Revise the shadow detection text starting at "Moreover, in almost" and ending at "with future works.", writing "chapter" wherever "section" appears.

--- start of Selected text ---

The object detection algorithms itself cannot identify shadows and objects and elimination of shadows. An object detector to be accurate should have augmented abilities in terms of discrimination, detection and localization [4]. Good detection involves interpretation of right object area with minimum error, good discrimination involves reduced probability of finding shadow points, and good localization involves finding shadow points in the contour of actual shadow region. With respect above work there are few lacunae, Many Authors have reported several approaches for object detection and shadows removal techniques [3, 5-14], and colour/spectrum based methods [15-19]. Hsieh et al. [14] proposes a model based on Gaussian frame work for shadow detection. Here, numerous features [8] viz. current position of shadow region, orientation, and centroid point etc. are considered for detection of shadow. Cucchiara et al. [16] claims by decrease in Hue component value by certain limit, cast shadow could be identified. In some cases, authors proposed RGB model shadow detection by variation over standard deviation [20-22].
Moreover, in almost all survey is every conventional 1D histogram thresholding techniques encountered fares better if two consecutive grey levels of the image are found distinct. In contrary, not getting gray level information by 1D thresholding because its works on disjoint region. As a result, it reduces the classification accuracy by significant account, as the image data are inherently correlated in image thresholding. Furthermore, none of the surveyed algorithms consider contextual information for image sequences thresholding. In this paper, we propose a fuzzy based shadow removal rules and foreground detection by using adaptive fuzzy thresholding. This is structured as follows: section 2 illustrates the related works; section 3 describes the proposed techniques; section 4 throws light on experimental results; section 5 sums up the entire discussion with future works.
Shadows are mainly caused by object’s partial or complete occlusion in scene. The shadow of the object's movement is often misunderstood as a moving object because it is significantly different from the background [23]. Matsushita et al proposes a technique which functions on the concept of intrinsic images to modal variations in appearance by eliminating shadows from these sequence of images [24]. Tian et al. proposes an adaptive background model which is formulated on basis of Gaussian mixtures, it is a cross-correlation metric that is normalized to locate shadows, and alongside uses texture similarity to locate illumination changes [25]. Wang proposes a technique for detection of moving object and removal of cast shadow predicated on traffic monitoring. This is a computationally efficient algorithm which accurately discriminates moving cast shadows and tackles background which are non-stationary especially in real-time object detection in video streams [26].
The method proposed by Nadimi and Bhanu [27] is a physical model method based on lighting and reflection. It does not depend on the type of object, background, and the geometry of the picture, but it requires training to calculate the shadows in the scene. Model-based methods have relatively good results due to the support of a certain knowledge model, but their models are often very complex, especially when the background is relatively complex and the lighting conditions are relatively poor, the complexity and calculation of the model Time will increase rapidly. Therefore, model-based methods are used in some relatively simple specific occasions, such as the understanding and processing of aerial images, vehicle monitoring, and so on. Algorithms based on shadow attributes directly utilize the unique attributes of the shadow itself, such as edge information, shadow brightness, texture information, and different colour spaces. It has wider applicability than model-based methods.

--- end of Selected text ---
--- start of Dataset content ---

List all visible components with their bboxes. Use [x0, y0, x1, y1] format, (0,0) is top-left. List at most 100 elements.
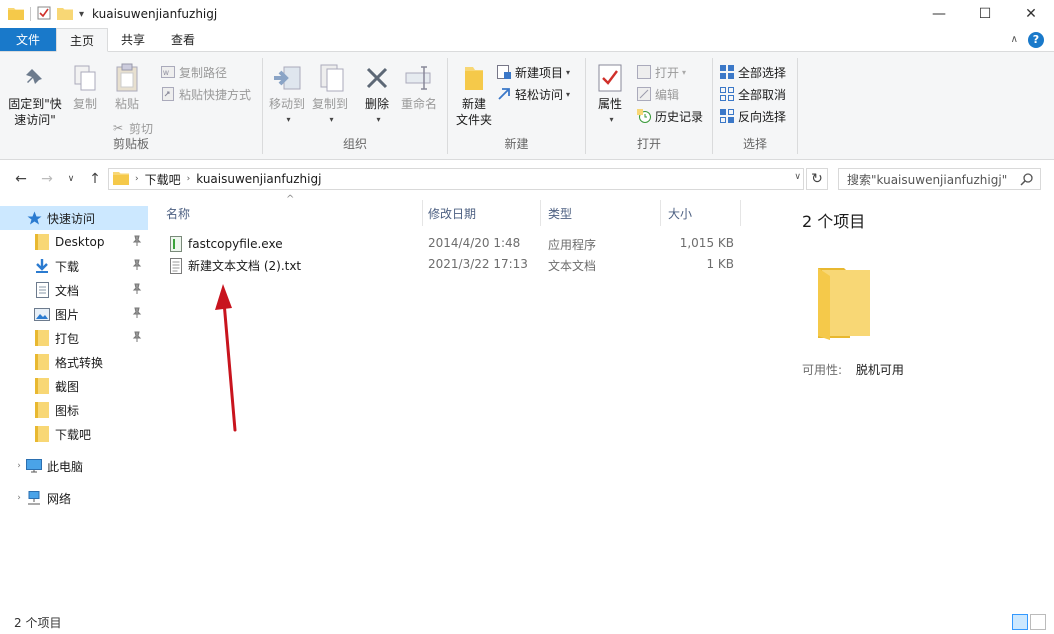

--- end of Dataset content ---

[Task solution]
Moreover, in almost all survey is every conventional 1D histogram thresholding techniques encountered fares better if two consecutive grey levels of the image are found distinct. In contrary, not getting gray level information by 1D thresholding because its works on disjoint region. As a result, it reduces the classification accuracy by significant account, as the image data are inherently correlated in image thresholding. Furthermore, none of the surveyed algorithms consider contextual information for image sequences thresholding. In this paper, we propose a fuzzy based shadow removal rules and foreground detection by using adaptive fuzzy thresholding. This is structured as follows: chapter 2 illustrates the related works; chapter 3 describes the proposed techniques; chapter 4 throws light on experimental results; chapter 5 sums up the entire discussion with future works.